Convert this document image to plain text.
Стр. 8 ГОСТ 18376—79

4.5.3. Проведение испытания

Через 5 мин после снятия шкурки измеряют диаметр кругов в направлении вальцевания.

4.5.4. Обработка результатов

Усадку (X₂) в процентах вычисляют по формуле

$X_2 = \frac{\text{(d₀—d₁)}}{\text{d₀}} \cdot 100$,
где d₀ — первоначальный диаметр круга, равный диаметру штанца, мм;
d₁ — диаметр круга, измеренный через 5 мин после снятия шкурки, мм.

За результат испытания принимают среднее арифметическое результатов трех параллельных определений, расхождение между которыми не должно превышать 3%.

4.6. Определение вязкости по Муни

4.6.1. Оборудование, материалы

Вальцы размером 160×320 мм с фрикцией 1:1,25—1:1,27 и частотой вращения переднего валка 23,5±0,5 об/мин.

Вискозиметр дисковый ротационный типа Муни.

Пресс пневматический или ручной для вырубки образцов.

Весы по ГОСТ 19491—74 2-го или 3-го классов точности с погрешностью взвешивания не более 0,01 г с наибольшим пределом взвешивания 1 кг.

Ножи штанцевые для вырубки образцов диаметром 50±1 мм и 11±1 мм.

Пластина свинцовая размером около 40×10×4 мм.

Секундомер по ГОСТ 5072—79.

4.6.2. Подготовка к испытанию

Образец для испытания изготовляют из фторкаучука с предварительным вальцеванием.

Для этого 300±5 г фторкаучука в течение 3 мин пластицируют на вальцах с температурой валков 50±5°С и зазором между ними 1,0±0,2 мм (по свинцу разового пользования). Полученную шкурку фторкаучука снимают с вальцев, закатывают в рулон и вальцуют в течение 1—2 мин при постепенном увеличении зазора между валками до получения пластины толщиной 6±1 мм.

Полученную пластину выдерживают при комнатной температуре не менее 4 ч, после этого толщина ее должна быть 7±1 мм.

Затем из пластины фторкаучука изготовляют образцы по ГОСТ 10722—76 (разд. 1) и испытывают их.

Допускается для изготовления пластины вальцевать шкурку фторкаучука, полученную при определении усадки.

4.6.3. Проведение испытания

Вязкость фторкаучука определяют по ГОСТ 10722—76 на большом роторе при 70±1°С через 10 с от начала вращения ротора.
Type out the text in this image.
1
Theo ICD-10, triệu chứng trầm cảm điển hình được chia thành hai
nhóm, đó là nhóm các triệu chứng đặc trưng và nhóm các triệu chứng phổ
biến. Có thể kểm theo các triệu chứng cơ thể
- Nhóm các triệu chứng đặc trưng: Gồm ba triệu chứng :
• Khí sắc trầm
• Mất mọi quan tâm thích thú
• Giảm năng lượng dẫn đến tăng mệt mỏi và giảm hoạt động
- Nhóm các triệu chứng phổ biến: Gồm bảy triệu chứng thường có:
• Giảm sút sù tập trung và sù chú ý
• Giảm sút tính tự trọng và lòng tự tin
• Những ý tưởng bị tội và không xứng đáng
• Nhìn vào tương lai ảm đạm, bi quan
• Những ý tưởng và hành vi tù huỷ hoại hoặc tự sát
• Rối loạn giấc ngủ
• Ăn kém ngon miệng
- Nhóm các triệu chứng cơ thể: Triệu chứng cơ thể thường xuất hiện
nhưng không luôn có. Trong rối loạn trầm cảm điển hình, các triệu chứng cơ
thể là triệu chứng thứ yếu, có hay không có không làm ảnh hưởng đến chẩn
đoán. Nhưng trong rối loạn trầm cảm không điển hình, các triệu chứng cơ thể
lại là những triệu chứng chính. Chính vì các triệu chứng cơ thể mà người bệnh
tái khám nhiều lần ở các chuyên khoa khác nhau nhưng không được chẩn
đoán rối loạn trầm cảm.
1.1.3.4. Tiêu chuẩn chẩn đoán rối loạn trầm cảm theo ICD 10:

____________________

**GIVEN TASK:**
Count how many lines hold the string "шкурку" and give that number alone.

**OUTPUT FOR THIS TASK:**
2